## BEGIN ENTRIES PROVIDED

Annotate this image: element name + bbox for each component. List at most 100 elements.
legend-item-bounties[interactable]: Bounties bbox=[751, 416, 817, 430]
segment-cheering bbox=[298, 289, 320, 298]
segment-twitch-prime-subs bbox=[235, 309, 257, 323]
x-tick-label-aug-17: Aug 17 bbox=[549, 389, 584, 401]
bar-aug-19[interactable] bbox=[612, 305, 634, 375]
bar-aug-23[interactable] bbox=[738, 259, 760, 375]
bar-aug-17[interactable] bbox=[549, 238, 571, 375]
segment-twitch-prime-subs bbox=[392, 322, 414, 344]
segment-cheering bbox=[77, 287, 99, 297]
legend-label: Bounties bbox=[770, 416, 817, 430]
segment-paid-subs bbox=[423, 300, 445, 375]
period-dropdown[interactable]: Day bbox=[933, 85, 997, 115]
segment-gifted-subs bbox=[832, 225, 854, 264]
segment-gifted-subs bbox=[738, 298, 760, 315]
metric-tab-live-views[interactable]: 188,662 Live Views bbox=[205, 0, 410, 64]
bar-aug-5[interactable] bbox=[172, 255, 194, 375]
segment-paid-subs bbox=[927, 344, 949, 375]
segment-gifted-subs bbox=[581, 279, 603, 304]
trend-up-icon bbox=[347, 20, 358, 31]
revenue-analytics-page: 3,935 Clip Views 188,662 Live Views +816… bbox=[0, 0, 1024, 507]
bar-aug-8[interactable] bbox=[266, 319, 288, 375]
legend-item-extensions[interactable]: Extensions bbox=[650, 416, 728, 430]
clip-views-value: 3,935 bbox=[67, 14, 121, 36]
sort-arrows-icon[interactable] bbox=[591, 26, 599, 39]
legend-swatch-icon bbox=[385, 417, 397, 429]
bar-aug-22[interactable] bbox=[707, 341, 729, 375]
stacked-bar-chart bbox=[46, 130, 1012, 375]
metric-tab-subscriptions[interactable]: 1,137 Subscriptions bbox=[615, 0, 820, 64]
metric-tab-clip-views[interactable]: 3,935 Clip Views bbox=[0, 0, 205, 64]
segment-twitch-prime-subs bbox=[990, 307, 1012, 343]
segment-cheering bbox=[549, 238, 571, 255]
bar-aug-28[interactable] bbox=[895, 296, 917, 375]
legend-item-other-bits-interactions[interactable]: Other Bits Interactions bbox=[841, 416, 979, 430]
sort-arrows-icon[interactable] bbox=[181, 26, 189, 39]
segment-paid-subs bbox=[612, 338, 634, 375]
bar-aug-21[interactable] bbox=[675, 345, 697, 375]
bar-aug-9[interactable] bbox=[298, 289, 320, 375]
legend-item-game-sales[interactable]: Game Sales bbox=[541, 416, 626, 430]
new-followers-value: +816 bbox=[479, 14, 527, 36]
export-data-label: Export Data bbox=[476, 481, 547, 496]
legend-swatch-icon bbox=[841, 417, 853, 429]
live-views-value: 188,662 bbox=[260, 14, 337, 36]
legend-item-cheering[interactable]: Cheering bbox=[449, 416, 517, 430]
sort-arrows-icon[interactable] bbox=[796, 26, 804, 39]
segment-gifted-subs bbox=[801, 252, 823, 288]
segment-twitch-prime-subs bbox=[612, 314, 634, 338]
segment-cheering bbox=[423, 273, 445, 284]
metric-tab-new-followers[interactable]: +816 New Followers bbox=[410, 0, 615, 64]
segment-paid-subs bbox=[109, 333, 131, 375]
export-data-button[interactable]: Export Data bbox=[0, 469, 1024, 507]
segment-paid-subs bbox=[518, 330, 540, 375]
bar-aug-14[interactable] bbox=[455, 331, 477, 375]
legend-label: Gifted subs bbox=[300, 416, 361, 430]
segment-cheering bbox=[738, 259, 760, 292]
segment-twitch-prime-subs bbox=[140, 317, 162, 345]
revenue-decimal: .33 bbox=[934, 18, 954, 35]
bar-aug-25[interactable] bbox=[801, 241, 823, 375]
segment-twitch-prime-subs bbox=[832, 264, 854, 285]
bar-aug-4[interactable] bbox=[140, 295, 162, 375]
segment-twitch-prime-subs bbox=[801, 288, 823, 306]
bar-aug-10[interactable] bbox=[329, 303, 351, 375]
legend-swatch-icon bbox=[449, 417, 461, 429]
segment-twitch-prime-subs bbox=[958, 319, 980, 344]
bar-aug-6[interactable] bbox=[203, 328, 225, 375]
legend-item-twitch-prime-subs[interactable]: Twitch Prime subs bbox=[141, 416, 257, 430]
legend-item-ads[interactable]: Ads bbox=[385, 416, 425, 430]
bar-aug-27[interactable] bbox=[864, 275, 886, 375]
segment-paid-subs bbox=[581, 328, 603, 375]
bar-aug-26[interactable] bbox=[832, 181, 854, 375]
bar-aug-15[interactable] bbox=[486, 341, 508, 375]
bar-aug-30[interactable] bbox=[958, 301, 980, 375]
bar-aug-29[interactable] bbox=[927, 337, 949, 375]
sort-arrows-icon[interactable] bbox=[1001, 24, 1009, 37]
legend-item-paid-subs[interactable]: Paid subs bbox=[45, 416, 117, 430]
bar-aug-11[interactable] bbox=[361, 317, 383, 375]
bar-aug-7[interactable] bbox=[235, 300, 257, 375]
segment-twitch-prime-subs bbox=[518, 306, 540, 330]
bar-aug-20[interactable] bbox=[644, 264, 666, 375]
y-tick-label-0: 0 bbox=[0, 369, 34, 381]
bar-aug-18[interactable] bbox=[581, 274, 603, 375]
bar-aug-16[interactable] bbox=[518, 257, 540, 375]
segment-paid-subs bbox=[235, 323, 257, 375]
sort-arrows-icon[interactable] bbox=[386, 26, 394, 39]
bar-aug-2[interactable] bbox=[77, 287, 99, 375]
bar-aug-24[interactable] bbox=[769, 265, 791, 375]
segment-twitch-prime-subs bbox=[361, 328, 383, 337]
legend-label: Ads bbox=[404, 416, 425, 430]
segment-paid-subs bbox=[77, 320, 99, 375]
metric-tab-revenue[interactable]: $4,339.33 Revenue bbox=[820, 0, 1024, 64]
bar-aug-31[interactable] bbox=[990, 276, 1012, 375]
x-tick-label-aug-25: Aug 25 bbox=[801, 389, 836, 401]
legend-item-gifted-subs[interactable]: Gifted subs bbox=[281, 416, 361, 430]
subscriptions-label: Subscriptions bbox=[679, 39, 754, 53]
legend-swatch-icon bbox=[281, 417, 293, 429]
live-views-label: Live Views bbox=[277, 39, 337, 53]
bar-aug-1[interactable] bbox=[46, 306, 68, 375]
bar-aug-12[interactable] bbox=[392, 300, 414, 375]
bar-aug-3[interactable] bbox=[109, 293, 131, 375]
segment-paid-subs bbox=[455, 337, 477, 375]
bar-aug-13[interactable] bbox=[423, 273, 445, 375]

## END ENTRIES PROVIDED

OBJECTIVE: Locate every line in the items above that contains the string "tick", and copy each of those lines.

OUTPUT FOR THIS EXERCISE:
x-tick-label-aug-17: Aug 17 bbox=[549, 389, 584, 401]
y-tick-label-0: 0 bbox=[0, 369, 34, 381]
x-tick-label-aug-25: Aug 25 bbox=[801, 389, 836, 401]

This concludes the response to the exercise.